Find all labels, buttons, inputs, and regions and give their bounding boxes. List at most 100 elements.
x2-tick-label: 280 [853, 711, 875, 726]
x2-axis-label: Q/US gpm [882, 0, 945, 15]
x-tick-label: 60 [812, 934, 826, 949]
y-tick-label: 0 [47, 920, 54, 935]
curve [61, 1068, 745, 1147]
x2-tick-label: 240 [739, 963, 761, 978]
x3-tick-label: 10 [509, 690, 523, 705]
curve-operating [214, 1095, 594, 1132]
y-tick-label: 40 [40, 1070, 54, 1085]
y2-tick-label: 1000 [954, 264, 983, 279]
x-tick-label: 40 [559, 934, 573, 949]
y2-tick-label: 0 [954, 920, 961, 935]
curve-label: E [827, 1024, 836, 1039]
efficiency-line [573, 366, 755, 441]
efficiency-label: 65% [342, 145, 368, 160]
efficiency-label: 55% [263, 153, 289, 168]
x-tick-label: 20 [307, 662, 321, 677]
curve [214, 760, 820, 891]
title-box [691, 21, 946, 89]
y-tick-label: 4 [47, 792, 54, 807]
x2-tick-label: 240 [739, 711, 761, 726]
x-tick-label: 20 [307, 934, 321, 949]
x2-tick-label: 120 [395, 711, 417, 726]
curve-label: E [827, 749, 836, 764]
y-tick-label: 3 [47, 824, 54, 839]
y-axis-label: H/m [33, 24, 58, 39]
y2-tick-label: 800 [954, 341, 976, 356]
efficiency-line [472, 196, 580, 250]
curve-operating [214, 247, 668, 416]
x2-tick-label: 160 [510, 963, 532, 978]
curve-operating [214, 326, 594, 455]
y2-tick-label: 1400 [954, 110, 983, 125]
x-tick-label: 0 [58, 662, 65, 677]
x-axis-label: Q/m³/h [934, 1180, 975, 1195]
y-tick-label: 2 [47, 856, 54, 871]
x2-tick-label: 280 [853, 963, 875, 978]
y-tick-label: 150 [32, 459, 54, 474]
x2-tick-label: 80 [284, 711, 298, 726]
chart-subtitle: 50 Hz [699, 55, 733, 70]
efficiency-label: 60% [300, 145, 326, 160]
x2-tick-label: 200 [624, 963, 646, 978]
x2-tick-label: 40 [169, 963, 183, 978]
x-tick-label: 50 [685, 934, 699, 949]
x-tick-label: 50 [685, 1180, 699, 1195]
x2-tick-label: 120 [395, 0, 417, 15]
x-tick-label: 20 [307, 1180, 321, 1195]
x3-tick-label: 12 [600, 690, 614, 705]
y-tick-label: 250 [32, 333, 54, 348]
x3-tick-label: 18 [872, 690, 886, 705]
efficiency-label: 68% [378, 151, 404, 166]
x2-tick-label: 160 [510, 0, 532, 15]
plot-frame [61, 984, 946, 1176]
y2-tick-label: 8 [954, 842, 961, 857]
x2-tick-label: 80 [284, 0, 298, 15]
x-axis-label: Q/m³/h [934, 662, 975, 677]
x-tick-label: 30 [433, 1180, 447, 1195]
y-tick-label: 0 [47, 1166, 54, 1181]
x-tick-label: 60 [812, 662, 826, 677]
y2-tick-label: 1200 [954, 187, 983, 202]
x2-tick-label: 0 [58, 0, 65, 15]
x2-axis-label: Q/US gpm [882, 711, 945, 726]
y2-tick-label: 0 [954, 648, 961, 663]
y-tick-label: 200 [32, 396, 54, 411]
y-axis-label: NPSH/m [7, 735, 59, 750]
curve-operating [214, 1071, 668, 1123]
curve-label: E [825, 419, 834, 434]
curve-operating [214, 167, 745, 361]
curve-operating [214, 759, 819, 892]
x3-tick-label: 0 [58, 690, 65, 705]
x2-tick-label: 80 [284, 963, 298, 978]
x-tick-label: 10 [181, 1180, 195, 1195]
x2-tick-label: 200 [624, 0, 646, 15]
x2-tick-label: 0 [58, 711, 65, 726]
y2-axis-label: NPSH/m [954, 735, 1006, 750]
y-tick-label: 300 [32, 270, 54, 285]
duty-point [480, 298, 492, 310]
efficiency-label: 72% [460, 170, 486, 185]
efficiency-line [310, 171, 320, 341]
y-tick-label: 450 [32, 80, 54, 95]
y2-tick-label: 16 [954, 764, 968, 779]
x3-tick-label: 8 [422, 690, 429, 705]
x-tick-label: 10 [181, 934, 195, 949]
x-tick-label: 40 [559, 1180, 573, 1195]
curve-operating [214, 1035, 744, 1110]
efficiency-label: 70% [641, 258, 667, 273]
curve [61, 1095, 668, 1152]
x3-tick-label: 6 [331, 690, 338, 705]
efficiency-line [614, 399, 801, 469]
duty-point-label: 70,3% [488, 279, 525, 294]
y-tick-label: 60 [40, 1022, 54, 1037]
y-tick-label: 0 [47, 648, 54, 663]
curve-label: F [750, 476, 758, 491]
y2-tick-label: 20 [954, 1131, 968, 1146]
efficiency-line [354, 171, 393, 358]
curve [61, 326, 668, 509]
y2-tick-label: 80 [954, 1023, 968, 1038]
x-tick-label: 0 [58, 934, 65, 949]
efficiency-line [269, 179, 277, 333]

++++++++

Copy every one of the lines above word for word, keeping their order.

Find all labels, buttons, inputs, and regions and give their bounding boxes. List at most 100 elements.
x2-tick-label: 280 [853, 711, 875, 726]
x2-axis-label: Q/US gpm [882, 0, 945, 15]
x-tick-label: 60 [812, 934, 826, 949]
y-tick-label: 0 [47, 920, 54, 935]
curve [61, 1068, 745, 1147]
x2-tick-label: 240 [739, 963, 761, 978]
x3-tick-label: 10 [509, 690, 523, 705]
curve-operating [214, 1095, 594, 1132]
y-tick-label: 40 [40, 1070, 54, 1085]
y2-tick-label: 1000 [954, 264, 983, 279]
x-tick-label: 40 [559, 934, 573, 949]
y2-tick-label: 0 [954, 920, 961, 935]
curve-label: E [827, 1024, 836, 1039]
efficiency-line [573, 366, 755, 441]
efficiency-label: 65% [342, 145, 368, 160]
efficiency-label: 55% [263, 153, 289, 168]
x-tick-label: 20 [307, 662, 321, 677]
curve [214, 760, 820, 891]
title-box [691, 21, 946, 89]
y-tick-label: 4 [47, 792, 54, 807]
x2-tick-label: 240 [739, 711, 761, 726]
x-tick-label: 20 [307, 934, 321, 949]
x2-tick-label: 120 [395, 711, 417, 726]
curve-label: E [827, 749, 836, 764]
y-tick-label: 3 [47, 824, 54, 839]
y-axis-label: H/m [33, 24, 58, 39]
y2-tick-label: 800 [954, 341, 976, 356]
efficiency-line [472, 196, 580, 250]
curve-operating [214, 247, 668, 416]
x2-tick-label: 160 [510, 963, 532, 978]
curve-operating [214, 326, 594, 455]
y2-tick-label: 1400 [954, 110, 983, 125]
x-tick-label: 0 [58, 662, 65, 677]
x-axis-label: Q/m³/h [934, 1180, 975, 1195]
y-tick-label: 2 [47, 856, 54, 871]
x2-tick-label: 280 [853, 963, 875, 978]
y-tick-label: 150 [32, 459, 54, 474]
x2-tick-label: 80 [284, 711, 298, 726]
chart-subtitle: 50 Hz [699, 55, 733, 70]
efficiency-label: 60% [300, 145, 326, 160]
x2-tick-label: 200 [624, 963, 646, 978]
x2-tick-label: 40 [169, 963, 183, 978]
x-tick-label: 50 [685, 934, 699, 949]
x-tick-label: 50 [685, 1180, 699, 1195]
x2-tick-label: 120 [395, 0, 417, 15]
x-tick-label: 20 [307, 1180, 321, 1195]
x3-tick-label: 12 [600, 690, 614, 705]
y-tick-label: 250 [32, 333, 54, 348]
x3-tick-label: 18 [872, 690, 886, 705]
efficiency-label: 68% [378, 151, 404, 166]
x2-tick-label: 160 [510, 0, 532, 15]
plot-frame [61, 984, 946, 1176]
y2-tick-label: 8 [954, 842, 961, 857]
x2-tick-label: 80 [284, 0, 298, 15]
x-axis-label: Q/m³/h [934, 662, 975, 677]
x-tick-label: 30 [433, 1180, 447, 1195]
y-tick-label: 0 [47, 1166, 54, 1181]
x-tick-label: 60 [812, 662, 826, 677]
y2-tick-label: 1200 [954, 187, 983, 202]
x2-tick-label: 0 [58, 0, 65, 15]
x2-axis-label: Q/US gpm [882, 711, 945, 726]
y2-tick-label: 0 [954, 648, 961, 663]
y-tick-label: 200 [32, 396, 54, 411]
y-axis-label: NPSH/m [7, 735, 59, 750]
curve-operating [214, 1071, 668, 1123]
curve-label: E [825, 419, 834, 434]
curve-operating [214, 167, 745, 361]
curve-operating [214, 759, 819, 892]
x3-tick-label: 0 [58, 690, 65, 705]
x2-tick-label: 80 [284, 963, 298, 978]
x-tick-label: 10 [181, 1180, 195, 1195]
x2-tick-label: 200 [624, 0, 646, 15]
x2-tick-label: 0 [58, 711, 65, 726]
y2-axis-label: NPSH/m [954, 735, 1006, 750]
y-tick-label: 300 [32, 270, 54, 285]
duty-point [480, 298, 492, 310]
efficiency-label: 72% [460, 170, 486, 185]
efficiency-line [310, 171, 320, 341]
y-tick-label: 450 [32, 80, 54, 95]
y2-tick-label: 16 [954, 764, 968, 779]
x3-tick-label: 8 [422, 690, 429, 705]
x-tick-label: 10 [181, 934, 195, 949]
x-tick-label: 40 [559, 1180, 573, 1195]
curve-operating [214, 1035, 744, 1110]
efficiency-label: 70% [641, 258, 667, 273]
curve [61, 1095, 668, 1152]
x3-tick-label: 6 [331, 690, 338, 705]
efficiency-line [614, 399, 801, 469]
duty-point-label: 70,3% [488, 279, 525, 294]
y-tick-label: 60 [40, 1022, 54, 1037]
y-tick-label: 0 [47, 648, 54, 663]
curve-label: F [750, 476, 758, 491]
y2-tick-label: 20 [954, 1131, 968, 1146]
efficiency-line [354, 171, 393, 358]
curve [61, 326, 668, 509]
y2-tick-label: 80 [954, 1023, 968, 1038]
x-tick-label: 0 [58, 934, 65, 949]
efficiency-line [269, 179, 277, 333]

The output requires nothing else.